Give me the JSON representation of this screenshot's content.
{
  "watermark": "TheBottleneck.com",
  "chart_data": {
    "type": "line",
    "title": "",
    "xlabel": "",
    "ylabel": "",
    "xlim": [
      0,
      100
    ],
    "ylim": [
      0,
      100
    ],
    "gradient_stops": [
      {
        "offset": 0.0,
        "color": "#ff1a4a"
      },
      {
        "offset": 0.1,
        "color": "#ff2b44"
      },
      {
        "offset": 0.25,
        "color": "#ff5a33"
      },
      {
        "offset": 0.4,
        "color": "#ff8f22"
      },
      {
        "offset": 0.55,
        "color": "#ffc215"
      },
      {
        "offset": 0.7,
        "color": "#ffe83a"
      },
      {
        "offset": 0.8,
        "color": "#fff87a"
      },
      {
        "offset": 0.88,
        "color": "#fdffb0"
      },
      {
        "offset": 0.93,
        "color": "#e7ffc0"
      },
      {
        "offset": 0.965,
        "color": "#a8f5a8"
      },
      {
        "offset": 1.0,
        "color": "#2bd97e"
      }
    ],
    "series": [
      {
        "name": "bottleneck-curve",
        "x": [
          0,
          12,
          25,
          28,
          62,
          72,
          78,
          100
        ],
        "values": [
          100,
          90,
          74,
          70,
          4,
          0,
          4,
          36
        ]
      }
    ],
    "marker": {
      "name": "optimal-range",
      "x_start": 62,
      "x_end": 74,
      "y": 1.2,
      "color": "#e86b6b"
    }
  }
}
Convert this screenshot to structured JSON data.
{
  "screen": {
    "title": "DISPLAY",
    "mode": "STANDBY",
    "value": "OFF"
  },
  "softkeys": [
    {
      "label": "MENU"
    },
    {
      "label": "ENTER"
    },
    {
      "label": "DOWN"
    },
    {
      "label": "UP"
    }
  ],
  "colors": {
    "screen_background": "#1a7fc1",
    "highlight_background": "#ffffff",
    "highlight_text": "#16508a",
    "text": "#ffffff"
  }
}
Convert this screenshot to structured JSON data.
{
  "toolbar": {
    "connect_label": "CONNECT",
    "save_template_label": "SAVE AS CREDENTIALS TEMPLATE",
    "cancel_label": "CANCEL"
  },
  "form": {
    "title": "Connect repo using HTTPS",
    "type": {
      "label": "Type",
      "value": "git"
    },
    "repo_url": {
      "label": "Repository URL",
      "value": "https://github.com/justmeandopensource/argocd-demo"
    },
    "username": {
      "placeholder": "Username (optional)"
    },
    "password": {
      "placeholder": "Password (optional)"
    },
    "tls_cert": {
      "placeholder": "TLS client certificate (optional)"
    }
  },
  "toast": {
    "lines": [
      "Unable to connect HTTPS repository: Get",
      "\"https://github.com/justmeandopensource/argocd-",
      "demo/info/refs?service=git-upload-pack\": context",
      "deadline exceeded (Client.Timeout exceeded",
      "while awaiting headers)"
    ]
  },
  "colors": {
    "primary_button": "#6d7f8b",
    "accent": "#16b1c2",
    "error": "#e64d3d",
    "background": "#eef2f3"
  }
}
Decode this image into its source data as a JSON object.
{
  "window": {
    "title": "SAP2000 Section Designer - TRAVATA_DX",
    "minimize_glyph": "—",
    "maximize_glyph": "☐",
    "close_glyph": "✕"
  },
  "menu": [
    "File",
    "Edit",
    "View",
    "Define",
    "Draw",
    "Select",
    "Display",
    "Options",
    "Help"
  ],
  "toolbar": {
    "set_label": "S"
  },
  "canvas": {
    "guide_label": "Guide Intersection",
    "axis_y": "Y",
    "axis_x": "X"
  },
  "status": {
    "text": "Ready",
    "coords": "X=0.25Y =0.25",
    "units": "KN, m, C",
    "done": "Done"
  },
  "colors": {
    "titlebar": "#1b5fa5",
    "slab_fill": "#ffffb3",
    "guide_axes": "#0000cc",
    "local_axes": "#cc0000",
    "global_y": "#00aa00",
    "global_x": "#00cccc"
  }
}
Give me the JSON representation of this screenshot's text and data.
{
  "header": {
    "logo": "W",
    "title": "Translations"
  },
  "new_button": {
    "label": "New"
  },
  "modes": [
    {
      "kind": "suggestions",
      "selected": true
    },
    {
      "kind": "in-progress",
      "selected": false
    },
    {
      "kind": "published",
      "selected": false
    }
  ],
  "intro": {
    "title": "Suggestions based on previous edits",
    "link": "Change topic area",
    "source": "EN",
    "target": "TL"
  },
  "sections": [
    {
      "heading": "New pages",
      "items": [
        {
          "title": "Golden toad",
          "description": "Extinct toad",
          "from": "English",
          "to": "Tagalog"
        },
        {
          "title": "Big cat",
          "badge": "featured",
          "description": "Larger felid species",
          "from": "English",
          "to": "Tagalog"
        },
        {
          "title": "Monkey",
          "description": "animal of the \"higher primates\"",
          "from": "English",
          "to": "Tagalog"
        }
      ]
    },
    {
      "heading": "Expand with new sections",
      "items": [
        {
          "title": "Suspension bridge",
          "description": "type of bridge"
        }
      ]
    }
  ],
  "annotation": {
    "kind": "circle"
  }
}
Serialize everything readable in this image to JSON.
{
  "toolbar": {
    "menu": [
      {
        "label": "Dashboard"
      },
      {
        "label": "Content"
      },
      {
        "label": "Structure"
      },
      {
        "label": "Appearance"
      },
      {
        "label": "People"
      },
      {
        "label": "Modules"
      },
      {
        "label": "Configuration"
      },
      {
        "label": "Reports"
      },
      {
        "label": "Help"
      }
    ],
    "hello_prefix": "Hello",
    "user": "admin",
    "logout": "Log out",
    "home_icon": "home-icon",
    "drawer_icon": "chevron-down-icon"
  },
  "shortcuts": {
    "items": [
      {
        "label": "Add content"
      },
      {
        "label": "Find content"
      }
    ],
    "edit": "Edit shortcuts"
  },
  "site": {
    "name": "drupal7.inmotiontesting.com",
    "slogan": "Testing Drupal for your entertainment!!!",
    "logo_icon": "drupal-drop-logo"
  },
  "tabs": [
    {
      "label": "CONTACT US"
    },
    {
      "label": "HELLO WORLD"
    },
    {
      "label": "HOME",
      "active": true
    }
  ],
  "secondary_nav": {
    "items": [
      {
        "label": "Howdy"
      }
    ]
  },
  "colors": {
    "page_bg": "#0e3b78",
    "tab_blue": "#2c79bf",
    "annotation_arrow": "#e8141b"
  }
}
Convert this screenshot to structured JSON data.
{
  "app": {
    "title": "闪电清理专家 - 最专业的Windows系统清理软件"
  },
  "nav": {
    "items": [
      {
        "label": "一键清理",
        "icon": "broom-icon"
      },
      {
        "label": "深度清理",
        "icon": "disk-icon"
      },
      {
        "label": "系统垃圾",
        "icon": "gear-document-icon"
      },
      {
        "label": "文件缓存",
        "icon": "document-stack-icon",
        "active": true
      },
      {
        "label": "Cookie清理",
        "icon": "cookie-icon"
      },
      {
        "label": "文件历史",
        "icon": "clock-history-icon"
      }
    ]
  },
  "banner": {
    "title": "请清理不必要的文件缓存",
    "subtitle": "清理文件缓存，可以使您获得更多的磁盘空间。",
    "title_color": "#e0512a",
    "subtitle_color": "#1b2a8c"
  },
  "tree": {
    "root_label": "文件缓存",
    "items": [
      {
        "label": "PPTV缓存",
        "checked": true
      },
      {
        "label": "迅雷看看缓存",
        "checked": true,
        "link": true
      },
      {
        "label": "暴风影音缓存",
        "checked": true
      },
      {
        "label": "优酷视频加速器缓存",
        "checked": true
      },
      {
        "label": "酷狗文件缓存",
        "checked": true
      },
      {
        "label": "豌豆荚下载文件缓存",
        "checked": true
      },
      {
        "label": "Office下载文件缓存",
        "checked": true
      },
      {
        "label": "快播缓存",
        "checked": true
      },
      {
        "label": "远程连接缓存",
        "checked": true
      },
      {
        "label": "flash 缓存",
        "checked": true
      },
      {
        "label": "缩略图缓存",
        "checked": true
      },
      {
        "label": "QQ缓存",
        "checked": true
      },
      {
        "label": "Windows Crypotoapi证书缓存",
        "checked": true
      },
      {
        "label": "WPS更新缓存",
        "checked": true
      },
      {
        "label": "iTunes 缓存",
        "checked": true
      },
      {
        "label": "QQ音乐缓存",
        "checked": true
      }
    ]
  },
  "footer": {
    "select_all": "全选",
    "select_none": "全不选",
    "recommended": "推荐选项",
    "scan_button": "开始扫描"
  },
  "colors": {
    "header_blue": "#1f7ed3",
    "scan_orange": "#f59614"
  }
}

What needs to be done — Where a line above contains the word "ffffff", copy that line.

Full response —
    "highlight_background": "#ffffff",
    "text": "#ffffff"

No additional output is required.